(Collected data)
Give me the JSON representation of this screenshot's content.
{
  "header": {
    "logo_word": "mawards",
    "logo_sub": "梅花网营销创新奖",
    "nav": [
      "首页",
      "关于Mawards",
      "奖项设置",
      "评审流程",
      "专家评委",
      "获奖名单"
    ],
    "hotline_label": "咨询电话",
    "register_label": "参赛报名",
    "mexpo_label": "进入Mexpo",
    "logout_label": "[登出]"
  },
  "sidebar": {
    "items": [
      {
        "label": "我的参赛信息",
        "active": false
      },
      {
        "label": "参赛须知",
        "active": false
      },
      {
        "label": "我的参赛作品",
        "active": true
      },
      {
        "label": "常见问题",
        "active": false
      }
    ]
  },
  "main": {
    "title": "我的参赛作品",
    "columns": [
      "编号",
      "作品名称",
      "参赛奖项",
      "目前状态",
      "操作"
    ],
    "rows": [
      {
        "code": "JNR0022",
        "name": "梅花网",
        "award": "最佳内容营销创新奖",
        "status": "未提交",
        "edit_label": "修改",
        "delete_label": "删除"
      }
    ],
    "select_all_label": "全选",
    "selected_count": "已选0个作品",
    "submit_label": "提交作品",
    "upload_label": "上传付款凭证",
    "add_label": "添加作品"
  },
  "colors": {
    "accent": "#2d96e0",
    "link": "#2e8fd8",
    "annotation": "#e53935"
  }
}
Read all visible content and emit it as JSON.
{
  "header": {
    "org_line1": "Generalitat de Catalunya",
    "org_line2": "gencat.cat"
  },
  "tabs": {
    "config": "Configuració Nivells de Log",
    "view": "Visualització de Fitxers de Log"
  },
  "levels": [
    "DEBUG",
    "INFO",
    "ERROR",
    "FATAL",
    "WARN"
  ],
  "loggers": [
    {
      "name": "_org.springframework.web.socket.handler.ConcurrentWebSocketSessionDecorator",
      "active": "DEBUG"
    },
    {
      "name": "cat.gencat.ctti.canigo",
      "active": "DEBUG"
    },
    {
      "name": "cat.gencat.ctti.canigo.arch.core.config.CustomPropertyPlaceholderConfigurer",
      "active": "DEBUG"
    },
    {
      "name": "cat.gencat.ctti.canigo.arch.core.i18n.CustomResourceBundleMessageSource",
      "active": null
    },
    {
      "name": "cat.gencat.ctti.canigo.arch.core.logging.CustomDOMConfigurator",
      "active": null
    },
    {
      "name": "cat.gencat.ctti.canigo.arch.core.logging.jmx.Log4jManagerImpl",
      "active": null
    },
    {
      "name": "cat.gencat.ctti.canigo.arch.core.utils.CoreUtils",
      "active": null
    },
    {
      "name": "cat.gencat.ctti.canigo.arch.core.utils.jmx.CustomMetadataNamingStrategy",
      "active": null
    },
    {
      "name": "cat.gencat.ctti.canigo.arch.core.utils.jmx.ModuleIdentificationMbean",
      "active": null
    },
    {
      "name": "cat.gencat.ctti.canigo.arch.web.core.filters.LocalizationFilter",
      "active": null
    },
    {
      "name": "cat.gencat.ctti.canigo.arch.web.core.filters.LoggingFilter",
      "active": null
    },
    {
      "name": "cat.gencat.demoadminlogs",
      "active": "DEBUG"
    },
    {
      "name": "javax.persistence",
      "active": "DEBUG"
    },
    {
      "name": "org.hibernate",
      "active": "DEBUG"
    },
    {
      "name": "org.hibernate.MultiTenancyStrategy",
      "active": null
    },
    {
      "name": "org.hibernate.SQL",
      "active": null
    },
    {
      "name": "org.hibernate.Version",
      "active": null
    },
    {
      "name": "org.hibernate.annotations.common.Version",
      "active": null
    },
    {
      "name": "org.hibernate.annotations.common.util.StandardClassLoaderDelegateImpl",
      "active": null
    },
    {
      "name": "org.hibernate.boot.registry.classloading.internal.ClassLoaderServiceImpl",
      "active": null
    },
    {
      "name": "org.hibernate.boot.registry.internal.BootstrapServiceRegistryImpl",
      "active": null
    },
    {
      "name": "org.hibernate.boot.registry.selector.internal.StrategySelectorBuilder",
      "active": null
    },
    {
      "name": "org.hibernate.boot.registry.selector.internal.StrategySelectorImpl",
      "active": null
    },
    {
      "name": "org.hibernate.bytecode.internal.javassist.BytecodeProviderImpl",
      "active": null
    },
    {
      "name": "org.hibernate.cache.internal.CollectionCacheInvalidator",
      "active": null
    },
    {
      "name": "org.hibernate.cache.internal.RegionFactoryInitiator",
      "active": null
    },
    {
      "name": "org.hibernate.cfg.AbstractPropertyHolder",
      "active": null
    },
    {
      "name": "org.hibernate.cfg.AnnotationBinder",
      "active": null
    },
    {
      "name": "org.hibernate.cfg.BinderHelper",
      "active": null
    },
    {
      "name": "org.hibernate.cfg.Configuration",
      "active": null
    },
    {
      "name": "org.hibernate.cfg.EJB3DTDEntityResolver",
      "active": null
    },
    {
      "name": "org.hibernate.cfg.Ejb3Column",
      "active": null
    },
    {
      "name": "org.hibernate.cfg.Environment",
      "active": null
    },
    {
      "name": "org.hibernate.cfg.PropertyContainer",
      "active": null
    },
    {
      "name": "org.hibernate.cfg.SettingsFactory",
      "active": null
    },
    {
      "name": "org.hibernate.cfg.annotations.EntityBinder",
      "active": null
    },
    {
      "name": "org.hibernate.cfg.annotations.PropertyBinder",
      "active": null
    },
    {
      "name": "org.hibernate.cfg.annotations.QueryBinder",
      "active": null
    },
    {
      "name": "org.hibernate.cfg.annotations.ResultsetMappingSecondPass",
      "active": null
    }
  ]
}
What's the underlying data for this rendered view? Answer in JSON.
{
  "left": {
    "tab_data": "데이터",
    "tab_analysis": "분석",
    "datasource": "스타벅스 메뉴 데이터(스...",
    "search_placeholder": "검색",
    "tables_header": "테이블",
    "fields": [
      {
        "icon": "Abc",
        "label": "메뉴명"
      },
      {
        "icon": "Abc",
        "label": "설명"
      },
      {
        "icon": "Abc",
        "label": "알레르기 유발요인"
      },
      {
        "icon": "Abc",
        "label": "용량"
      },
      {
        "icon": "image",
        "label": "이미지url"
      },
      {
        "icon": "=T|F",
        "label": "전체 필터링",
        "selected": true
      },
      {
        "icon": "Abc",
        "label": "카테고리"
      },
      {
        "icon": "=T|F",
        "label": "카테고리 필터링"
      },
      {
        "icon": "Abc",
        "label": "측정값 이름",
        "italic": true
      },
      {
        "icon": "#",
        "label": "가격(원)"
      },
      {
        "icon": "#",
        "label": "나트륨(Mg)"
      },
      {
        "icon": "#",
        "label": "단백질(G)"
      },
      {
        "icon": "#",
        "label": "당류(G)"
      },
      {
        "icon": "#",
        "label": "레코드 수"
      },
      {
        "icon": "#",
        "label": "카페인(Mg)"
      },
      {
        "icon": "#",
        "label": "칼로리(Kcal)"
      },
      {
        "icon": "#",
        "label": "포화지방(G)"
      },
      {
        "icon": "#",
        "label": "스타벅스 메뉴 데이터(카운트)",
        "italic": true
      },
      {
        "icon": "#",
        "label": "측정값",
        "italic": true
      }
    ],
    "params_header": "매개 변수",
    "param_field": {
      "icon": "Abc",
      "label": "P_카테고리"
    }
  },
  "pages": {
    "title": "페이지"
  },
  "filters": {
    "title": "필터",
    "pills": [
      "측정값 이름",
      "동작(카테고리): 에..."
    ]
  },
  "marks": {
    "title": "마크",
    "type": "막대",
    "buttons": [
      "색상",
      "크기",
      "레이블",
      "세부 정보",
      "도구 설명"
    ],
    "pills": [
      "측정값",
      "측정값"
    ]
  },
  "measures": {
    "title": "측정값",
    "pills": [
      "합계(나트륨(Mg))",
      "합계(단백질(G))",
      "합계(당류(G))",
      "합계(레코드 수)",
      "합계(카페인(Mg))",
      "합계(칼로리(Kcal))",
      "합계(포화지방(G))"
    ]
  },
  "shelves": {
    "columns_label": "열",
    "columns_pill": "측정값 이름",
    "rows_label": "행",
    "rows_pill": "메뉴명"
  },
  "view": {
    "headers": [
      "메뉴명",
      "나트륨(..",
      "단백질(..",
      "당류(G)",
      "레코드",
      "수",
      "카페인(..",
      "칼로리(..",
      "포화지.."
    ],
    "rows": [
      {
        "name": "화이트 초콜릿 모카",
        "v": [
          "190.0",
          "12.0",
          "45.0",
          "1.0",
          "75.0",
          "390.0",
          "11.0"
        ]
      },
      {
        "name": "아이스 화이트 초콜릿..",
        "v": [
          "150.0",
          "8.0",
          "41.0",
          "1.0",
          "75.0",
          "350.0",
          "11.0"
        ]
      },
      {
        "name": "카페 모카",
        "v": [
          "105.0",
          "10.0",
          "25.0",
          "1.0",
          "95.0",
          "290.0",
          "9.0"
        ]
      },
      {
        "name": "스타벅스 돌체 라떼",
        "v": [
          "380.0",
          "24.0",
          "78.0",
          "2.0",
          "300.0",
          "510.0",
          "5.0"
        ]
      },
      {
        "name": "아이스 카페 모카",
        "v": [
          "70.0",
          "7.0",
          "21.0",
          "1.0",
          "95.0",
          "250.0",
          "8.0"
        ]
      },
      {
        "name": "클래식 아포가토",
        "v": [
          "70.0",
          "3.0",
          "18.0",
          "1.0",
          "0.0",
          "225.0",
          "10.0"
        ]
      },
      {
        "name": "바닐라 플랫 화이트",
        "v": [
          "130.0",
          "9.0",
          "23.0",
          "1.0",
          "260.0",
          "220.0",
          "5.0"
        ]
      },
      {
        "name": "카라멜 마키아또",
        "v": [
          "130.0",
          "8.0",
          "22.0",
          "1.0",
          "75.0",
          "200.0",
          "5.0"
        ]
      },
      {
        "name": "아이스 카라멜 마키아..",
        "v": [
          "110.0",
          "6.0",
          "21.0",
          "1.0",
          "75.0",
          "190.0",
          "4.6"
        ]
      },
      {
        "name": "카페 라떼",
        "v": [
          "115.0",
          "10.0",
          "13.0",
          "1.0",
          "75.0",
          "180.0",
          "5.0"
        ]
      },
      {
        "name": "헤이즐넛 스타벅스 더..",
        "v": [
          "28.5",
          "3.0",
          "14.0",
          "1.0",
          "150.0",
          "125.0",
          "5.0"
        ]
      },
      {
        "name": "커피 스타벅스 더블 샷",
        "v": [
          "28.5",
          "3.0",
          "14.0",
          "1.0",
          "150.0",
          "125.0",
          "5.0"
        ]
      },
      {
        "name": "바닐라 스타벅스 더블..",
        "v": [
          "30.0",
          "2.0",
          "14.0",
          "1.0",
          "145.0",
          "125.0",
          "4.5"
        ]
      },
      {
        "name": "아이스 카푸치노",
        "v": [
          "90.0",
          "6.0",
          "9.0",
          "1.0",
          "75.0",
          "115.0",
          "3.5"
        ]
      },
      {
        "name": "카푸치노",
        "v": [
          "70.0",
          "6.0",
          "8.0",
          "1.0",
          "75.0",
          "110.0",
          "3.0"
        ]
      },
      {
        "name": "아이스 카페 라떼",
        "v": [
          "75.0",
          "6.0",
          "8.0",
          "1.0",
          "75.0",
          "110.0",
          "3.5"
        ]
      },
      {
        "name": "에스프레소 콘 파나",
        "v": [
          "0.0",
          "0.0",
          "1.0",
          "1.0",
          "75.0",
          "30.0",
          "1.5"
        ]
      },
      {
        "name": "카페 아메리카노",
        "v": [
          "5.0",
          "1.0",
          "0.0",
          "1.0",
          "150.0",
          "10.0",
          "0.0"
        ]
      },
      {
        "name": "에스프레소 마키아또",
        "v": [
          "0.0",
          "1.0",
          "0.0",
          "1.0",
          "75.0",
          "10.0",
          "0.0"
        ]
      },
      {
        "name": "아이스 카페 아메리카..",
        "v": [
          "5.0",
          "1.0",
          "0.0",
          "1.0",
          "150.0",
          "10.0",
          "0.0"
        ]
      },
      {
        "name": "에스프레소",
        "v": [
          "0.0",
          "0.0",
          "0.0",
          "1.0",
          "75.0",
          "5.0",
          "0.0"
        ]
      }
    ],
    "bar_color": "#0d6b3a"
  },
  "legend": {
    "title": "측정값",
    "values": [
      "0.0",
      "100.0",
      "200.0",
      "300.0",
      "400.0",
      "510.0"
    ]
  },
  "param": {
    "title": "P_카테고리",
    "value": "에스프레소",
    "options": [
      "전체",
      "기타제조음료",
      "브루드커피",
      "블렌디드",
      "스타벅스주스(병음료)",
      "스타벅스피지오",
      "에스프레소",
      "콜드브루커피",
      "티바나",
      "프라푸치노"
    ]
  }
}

GIVEN REQUEST: From the records above, pull out each line that has "content".

SOLUTION TO THE PROBLEM:
Give me the JSON representation of this screenshot's content.
Read all visible content and emit it as JSON.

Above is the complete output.